**Written problem:** In the data below, find each line containing the string "Berlin" and return it.

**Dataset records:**
## Begin
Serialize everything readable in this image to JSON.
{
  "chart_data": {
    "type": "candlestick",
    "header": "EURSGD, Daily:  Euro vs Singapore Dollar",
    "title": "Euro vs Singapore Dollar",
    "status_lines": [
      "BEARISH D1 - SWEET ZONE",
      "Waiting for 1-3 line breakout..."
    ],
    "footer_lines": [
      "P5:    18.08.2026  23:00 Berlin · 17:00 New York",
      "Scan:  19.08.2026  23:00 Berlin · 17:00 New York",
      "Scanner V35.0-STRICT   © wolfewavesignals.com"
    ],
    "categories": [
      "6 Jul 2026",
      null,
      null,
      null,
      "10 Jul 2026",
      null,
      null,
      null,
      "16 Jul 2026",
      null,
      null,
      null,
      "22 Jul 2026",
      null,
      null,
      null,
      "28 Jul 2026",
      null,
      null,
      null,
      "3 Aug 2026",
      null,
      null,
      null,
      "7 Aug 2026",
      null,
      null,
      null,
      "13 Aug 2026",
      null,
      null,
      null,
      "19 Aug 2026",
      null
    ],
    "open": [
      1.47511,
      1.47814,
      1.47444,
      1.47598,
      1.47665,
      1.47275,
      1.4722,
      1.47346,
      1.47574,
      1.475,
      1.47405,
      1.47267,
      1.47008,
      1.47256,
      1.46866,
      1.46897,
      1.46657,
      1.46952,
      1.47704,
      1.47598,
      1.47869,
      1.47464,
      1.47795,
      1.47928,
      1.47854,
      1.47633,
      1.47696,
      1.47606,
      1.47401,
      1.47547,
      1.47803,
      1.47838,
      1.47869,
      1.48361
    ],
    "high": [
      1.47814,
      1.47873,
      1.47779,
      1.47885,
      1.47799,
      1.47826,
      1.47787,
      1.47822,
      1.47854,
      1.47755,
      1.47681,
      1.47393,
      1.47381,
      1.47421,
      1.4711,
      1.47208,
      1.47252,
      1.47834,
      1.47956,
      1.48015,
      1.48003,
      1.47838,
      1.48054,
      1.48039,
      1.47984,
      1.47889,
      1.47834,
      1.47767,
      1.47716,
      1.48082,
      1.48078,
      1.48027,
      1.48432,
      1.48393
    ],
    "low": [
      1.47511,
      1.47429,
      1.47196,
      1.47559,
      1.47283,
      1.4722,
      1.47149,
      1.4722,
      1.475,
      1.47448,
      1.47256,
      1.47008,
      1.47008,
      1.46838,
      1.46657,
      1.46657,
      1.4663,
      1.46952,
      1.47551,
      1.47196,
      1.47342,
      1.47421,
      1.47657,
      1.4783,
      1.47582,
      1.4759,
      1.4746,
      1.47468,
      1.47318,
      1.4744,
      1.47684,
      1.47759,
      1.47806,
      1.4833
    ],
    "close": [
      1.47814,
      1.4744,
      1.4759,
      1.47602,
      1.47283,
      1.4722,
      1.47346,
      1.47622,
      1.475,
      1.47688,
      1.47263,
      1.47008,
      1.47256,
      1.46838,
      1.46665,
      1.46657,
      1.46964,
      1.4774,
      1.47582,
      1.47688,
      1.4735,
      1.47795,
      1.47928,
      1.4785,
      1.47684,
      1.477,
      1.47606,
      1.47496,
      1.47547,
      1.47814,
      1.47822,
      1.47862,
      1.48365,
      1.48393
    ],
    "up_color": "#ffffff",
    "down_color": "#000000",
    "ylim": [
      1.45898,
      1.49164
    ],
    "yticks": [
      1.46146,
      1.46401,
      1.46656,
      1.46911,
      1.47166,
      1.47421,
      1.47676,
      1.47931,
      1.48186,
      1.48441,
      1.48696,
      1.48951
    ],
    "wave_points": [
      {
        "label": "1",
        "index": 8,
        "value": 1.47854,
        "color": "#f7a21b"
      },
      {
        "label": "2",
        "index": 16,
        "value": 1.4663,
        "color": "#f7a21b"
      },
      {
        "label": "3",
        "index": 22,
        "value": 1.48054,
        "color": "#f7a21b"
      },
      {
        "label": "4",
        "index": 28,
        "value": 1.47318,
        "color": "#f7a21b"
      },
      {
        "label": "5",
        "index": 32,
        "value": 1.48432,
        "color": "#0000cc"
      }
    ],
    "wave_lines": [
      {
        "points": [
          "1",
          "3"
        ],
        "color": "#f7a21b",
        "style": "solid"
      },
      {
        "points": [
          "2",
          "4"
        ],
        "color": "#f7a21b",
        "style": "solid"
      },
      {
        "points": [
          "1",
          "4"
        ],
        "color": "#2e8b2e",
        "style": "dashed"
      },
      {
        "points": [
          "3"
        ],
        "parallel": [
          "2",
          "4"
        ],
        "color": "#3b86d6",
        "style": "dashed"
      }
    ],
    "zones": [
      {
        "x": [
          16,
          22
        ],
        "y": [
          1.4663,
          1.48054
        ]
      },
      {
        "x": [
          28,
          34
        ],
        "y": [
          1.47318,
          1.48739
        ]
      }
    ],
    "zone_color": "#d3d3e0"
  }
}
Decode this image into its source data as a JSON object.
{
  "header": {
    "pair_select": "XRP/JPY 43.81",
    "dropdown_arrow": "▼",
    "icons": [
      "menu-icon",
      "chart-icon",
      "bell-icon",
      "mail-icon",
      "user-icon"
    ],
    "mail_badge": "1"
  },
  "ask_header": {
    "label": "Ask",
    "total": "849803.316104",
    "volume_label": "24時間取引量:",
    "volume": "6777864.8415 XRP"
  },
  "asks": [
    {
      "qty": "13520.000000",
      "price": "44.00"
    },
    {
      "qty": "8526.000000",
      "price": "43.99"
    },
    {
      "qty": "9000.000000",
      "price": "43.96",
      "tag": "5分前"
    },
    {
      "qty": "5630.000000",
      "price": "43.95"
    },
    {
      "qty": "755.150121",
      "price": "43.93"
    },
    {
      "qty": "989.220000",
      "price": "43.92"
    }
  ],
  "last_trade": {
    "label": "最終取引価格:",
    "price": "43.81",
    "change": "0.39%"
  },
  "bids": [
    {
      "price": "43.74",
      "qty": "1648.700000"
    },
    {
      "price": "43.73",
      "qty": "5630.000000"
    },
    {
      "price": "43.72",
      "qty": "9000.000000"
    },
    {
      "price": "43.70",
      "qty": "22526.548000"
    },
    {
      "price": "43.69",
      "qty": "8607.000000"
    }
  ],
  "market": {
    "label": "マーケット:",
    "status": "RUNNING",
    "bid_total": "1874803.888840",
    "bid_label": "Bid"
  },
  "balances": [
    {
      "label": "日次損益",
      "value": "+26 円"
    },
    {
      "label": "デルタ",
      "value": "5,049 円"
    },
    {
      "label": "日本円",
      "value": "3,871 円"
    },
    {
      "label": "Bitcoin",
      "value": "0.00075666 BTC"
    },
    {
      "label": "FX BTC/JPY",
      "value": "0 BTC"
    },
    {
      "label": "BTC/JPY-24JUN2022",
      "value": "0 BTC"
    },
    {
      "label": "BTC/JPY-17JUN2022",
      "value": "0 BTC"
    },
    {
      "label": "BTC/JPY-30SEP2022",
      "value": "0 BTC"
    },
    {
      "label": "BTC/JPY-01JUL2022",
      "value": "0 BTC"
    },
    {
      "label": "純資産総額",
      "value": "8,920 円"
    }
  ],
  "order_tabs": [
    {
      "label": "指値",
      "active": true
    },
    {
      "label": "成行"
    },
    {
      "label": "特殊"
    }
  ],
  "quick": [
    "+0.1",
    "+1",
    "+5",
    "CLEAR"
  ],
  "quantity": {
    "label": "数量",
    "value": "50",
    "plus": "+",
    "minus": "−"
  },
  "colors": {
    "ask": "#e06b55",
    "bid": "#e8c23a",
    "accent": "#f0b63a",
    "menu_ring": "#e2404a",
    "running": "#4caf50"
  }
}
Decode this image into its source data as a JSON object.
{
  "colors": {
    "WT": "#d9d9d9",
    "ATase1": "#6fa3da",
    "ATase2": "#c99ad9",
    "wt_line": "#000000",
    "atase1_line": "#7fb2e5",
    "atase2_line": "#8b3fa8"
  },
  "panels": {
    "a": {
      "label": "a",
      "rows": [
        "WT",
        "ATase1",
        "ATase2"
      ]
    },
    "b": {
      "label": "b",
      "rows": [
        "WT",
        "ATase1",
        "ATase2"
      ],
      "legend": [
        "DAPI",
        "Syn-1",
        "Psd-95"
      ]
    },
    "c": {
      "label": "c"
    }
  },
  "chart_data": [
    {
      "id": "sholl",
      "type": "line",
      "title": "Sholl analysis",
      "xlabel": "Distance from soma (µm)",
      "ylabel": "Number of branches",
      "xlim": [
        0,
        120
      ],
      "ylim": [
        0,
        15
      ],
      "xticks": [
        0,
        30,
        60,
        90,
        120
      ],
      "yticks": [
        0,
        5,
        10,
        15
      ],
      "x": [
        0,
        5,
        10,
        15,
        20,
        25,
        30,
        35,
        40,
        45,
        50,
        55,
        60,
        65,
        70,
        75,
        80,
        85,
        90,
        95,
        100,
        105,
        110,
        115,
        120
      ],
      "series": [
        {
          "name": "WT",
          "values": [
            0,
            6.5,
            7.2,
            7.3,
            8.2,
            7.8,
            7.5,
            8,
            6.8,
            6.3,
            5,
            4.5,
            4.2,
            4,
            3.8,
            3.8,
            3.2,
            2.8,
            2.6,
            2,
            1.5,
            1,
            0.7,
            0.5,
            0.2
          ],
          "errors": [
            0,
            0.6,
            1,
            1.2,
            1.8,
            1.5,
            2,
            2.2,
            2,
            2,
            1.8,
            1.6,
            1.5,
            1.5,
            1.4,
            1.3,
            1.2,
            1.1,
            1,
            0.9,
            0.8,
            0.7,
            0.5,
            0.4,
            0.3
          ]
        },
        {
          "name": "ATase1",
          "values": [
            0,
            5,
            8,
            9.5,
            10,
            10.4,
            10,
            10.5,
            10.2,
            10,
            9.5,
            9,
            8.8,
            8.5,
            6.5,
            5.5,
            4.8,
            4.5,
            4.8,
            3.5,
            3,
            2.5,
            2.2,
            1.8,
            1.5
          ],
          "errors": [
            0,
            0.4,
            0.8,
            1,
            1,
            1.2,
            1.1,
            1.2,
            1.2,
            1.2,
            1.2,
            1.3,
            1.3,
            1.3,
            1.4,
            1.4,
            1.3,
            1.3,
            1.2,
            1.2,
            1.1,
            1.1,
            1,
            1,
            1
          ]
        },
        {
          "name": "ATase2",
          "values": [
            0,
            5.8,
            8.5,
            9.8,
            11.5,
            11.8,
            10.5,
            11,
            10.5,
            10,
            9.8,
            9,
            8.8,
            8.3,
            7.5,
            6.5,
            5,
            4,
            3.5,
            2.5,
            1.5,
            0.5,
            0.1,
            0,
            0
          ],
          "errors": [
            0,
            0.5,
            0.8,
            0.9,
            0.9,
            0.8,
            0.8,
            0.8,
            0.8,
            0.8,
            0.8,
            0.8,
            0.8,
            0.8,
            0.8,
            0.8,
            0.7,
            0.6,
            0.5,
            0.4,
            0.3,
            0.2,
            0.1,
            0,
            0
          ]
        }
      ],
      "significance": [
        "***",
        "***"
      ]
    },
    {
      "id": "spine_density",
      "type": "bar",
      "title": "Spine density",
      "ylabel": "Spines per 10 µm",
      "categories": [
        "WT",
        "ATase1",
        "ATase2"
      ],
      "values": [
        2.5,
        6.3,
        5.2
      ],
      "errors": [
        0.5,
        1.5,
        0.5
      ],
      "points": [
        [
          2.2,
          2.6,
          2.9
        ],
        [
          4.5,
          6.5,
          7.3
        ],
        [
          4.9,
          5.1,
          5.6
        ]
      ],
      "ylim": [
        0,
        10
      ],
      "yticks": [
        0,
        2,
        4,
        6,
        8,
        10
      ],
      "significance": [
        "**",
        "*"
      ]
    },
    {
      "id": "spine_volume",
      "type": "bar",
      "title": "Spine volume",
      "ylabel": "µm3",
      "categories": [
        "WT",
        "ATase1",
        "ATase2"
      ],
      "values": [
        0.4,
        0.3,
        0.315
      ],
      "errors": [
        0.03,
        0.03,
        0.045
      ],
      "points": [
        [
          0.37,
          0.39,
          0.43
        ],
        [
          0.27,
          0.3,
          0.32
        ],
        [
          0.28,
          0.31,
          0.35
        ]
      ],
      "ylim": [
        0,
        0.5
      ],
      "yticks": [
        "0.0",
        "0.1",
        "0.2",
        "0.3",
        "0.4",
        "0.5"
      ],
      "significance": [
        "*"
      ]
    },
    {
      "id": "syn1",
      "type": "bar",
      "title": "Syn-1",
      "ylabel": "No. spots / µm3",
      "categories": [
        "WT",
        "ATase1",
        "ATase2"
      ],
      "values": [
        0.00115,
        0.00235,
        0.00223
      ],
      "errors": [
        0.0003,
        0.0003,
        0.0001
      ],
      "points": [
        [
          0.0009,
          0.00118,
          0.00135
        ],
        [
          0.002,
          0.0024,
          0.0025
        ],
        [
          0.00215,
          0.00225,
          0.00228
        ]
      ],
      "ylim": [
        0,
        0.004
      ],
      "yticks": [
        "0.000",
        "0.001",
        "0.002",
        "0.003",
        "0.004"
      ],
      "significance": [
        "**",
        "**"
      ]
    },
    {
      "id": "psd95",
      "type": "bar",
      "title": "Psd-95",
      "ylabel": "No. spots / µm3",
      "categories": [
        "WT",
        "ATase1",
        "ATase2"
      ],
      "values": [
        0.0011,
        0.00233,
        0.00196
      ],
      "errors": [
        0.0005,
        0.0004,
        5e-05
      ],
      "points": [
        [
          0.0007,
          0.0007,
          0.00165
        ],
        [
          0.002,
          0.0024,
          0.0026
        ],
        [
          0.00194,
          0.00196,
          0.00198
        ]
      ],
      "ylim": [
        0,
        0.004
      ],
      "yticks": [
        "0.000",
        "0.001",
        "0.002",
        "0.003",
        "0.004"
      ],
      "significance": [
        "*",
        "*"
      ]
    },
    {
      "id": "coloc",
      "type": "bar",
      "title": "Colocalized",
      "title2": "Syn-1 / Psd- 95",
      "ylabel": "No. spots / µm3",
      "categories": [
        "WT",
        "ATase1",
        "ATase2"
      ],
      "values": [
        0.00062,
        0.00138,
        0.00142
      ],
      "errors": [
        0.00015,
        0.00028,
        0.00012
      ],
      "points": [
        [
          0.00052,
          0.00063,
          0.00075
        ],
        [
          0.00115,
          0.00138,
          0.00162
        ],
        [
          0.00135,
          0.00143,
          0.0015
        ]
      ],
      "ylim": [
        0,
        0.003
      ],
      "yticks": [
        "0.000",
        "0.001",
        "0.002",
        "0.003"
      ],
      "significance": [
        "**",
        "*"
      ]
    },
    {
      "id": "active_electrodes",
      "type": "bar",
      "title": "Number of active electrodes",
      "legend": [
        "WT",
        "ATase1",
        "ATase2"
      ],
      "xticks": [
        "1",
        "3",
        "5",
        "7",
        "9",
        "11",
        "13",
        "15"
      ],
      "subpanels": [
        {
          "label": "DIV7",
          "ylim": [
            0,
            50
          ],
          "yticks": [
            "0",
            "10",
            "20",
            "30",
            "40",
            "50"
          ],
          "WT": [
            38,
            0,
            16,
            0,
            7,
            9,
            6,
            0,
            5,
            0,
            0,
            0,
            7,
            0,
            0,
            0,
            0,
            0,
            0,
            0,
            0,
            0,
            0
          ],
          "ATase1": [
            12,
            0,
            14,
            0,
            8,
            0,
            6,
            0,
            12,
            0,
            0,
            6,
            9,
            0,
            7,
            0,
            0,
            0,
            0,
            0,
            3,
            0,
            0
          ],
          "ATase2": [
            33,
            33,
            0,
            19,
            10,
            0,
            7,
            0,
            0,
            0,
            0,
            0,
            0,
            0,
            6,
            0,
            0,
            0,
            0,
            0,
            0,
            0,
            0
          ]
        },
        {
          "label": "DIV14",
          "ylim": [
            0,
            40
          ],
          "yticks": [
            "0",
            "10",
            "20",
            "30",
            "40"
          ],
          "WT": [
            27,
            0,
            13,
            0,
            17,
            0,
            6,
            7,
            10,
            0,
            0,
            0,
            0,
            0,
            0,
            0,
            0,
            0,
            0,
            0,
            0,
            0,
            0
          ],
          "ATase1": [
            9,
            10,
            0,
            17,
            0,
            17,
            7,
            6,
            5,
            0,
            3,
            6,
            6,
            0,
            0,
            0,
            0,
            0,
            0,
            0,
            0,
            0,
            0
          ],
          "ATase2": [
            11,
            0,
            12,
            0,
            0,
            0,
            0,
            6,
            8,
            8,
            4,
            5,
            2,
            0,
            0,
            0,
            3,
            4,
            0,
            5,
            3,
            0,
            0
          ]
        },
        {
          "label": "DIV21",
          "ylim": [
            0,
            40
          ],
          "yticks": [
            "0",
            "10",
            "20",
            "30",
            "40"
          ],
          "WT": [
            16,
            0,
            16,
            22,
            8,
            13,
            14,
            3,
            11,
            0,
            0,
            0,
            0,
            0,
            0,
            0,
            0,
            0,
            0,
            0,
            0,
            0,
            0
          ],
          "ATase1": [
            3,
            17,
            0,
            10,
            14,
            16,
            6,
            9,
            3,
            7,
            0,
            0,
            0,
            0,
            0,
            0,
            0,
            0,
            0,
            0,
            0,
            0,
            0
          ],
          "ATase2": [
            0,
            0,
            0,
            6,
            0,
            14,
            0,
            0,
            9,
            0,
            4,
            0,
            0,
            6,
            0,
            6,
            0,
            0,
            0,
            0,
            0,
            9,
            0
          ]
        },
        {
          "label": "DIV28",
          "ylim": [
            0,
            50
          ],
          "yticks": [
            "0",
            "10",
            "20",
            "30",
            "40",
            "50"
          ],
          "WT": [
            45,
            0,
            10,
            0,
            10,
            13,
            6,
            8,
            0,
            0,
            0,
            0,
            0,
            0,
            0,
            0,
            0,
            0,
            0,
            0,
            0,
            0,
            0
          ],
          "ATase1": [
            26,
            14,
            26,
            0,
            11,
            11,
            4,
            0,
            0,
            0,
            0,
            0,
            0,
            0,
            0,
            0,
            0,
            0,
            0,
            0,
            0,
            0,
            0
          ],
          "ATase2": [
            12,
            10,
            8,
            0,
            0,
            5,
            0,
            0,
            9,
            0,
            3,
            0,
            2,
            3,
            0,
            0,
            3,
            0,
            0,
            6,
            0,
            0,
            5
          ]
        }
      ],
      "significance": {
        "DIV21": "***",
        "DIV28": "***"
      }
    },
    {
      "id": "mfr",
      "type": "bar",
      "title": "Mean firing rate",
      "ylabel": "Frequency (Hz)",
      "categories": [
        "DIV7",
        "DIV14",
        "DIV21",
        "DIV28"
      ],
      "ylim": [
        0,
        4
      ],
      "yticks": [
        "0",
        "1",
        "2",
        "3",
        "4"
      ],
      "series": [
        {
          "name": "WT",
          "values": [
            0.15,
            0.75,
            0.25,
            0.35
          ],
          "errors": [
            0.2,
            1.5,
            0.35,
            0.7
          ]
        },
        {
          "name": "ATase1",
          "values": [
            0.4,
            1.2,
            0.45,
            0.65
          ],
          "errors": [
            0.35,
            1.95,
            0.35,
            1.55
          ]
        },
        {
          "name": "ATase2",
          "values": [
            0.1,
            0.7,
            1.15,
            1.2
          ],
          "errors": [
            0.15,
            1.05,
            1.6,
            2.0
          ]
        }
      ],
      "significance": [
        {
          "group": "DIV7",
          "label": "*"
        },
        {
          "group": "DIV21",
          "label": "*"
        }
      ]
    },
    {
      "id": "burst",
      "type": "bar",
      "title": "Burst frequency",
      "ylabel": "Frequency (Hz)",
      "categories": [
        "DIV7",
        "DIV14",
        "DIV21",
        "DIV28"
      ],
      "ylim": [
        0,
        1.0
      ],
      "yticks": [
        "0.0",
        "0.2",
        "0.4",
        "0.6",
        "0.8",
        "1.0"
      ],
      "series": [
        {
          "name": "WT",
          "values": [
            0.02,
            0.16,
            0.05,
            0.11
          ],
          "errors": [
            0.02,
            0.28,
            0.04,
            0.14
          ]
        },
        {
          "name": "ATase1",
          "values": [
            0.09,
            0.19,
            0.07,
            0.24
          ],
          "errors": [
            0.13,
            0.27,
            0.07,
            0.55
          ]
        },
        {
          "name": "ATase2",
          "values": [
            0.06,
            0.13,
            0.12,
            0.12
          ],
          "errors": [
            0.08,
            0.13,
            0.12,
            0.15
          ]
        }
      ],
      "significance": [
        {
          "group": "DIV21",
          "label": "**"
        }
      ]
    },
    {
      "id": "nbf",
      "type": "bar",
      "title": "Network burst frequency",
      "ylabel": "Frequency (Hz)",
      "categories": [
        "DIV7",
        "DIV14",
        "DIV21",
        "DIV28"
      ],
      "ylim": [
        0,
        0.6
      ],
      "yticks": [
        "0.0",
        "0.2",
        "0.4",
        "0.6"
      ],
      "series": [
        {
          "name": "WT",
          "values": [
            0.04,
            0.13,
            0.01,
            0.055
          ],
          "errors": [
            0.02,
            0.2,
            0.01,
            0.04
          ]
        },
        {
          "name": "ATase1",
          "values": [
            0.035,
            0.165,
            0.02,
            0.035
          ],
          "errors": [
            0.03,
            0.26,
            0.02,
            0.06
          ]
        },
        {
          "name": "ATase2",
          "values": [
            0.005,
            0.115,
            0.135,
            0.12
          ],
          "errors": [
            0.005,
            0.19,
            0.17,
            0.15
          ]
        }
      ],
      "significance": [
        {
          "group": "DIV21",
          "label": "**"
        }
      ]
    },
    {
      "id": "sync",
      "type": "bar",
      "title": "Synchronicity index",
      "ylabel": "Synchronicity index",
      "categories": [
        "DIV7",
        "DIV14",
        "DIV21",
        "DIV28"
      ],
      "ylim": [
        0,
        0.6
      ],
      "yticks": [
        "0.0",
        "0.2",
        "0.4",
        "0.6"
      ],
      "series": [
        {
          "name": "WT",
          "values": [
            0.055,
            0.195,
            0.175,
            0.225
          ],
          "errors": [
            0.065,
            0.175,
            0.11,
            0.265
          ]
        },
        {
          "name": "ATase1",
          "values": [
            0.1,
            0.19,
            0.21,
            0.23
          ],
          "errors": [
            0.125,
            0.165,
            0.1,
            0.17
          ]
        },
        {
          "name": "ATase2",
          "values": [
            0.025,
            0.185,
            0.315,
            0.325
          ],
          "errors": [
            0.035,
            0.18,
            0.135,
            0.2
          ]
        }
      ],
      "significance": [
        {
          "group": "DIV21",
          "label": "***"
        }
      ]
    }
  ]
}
## End
**Task output:**
      "P5:    18.08.2026  23:00 Berlin · 17:00 New York",
      "Scan:  19.08.2026  23:00 Berlin · 17:00 New York",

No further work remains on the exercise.